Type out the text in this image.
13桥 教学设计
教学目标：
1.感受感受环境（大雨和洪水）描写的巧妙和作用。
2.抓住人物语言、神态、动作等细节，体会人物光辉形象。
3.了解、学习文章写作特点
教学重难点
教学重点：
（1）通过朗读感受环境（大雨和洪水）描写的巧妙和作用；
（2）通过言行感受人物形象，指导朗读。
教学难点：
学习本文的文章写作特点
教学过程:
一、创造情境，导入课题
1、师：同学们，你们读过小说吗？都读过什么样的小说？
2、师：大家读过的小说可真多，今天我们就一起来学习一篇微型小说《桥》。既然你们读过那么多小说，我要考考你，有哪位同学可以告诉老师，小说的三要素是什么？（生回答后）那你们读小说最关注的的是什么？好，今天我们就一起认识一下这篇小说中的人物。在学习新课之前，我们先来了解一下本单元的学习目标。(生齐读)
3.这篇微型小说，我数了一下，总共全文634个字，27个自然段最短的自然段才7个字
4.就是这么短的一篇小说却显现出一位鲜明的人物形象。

* * * * * * *

Write the material out again in its entirety, exactly as shown.

Type out the text in this image.
13桥 教学设计
教学目标：
1.感受感受环境（大雨和洪水）描写的巧妙和作用。
2.抓住人物语言、神态、动作等细节，体会人物光辉形象。
3.了解、学习文章写作特点
教学重难点
教学重点：
（1）通过朗读感受环境（大雨和洪水）描写的巧妙和作用；
（2）通过言行感受人物形象，指导朗读。
教学难点：
学习本文的文章写作特点
教学过程:
一、创造情境，导入课题
1、师：同学们，你们读过小说吗？都读过什么样的小说？
2、师：大家读过的小说可真多，今天我们就一起来学习一篇微型小说《桥》。既然你们读过那么多小说，我要考考你，有哪位同学可以告诉老师，小说的三要素是什么？（生回答后）那你们读小说最关注的的是什么？好，今天我们就一起认识一下这篇小说中的人物。在学习新课之前，我们先来了解一下本单元的学习目标。(生齐读)
3.这篇微型小说，我数了一下，总共全文634个字，27个自然段最短的自然段才7个字
4.就是这么短的一篇小说却显现出一位鲜明的人物形象。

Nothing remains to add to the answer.